Ces collaborations posthumes avec les grands musiciens paraissent, d’ailleurs, être fort au goût des nouveaux musicographes allemands. Déjà Hans de Bulow, sous prétexte de remettre au point les œuvres de piano de Scarlatti et des fils de Sébastien Bach, a introduit dans ses vieux ouvrages maints agrémens de son cru. Un éminent professeur du Conservatoire de Leipzig, M. Reinecke, a publié, il y a quelques années, un petit livre des plus curieux où il s’est efforcé de prouver que le texte gravé des œuvres de piano de Mozart n’était qu’une façon de canevas, sur lequel Mozart et les pianistes de son temps se chargeaient de broder, au courant de l’exécution, telles variations que leur fantaisie leur suggérait à ce moment : et aussitôt M. Reinecke s’est mis en devoir de rendre à ces œuvres divines le supplément de beauté que leur auteur, avec son insouciance ordinaire, avait négligé d’y adjoindre.
+-------+
Exercice court A:
D'après l'extrait sur les collaborations posthumes, pourquoi M. Reinecke s'est-il mis à compléter les œuvres de piano de Mozart ? Répondez en une à trois phrases.

Données fournies:
+-------+
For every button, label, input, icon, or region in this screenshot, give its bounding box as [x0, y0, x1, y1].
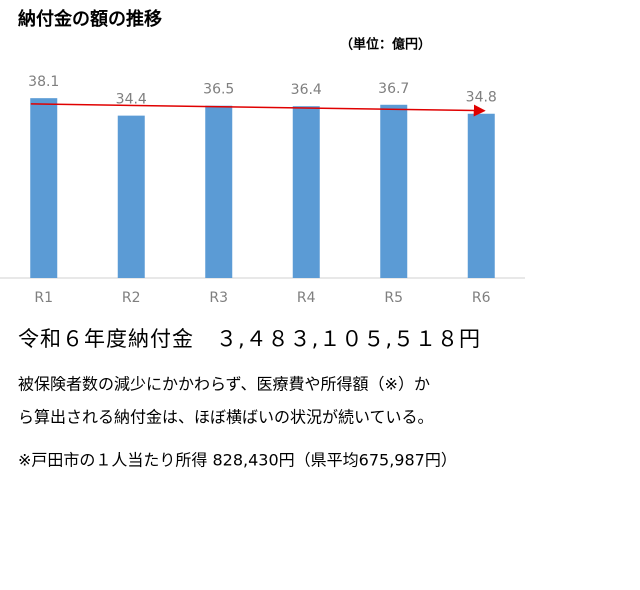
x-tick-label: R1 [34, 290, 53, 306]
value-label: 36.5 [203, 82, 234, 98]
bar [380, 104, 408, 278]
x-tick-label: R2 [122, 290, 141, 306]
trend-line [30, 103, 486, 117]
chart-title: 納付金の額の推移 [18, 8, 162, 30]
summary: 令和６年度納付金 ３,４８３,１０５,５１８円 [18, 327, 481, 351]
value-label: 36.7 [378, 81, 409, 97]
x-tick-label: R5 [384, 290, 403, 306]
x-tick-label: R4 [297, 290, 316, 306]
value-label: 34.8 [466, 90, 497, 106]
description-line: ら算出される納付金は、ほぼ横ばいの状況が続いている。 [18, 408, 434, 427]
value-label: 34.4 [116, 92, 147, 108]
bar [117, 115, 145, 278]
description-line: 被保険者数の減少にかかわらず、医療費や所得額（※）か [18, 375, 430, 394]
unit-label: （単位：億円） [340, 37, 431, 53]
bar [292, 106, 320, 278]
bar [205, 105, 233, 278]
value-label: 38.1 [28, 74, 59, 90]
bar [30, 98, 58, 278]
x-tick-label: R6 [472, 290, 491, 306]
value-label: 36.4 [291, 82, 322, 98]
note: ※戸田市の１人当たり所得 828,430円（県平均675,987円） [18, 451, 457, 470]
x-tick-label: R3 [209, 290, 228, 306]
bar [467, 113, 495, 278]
+-------+
Exercice court B:
Recopiez à l'identique les lignes des données fournies. Commencez à celle qui contient « x-tick-label: R1 [34, 290, 53, 306] » et continuez jusqu'à la dernière ligne de ces données, incluse.

Réponse attendue A:
M. Reinecke soutenait que le texte gravé de ces œuvres n'était qu'une sorte de canevas. Selon lui, Mozart et les pianistes de son temps y brodaient, pendant l'exécution, les variations que leur fantaisie leur suggérait. Il a donc voulu leur rendre le supplément de beauté que Mozart, par insouciance, avait négligé d'y ajouter.

Réponse attendue B:
x-tick-label: R1 [34, 290, 53, 306]
value-label: 36.5 [203, 82, 234, 98]
bar [380, 104, 408, 278]
x-tick-label: R2 [122, 290, 141, 306]
trend-line [30, 103, 486, 117]
chart-title: 納付金の額の推移 [18, 8, 162, 30]
summary: 令和６年度納付金 ３,４８３,１０５,５１８円 [18, 327, 481, 351]
value-label: 36.7 [378, 81, 409, 97]
x-tick-label: R5 [384, 290, 403, 306]
x-tick-label: R4 [297, 290, 316, 306]
value-label: 34.8 [466, 90, 497, 106]
description-line: ら算出される納付金は、ほぼ横ばいの状況が続いている。 [18, 408, 434, 427]
value-label: 34.4 [116, 92, 147, 108]
bar [117, 115, 145, 278]
description-line: 被保険者数の減少にかかわらず、医療費や所得額（※）か [18, 375, 430, 394]
unit-label: （単位：億円） [340, 37, 431, 53]
bar [292, 106, 320, 278]
bar [205, 105, 233, 278]
value-label: 38.1 [28, 74, 59, 90]
bar [30, 98, 58, 278]
x-tick-label: R6 [472, 290, 491, 306]
value-label: 36.4 [291, 82, 322, 98]
note: ※戸田市の１人当たり所得 828,430円（県平均675,987円） [18, 451, 457, 470]
x-tick-label: R3 [209, 290, 228, 306]
bar [467, 113, 495, 278]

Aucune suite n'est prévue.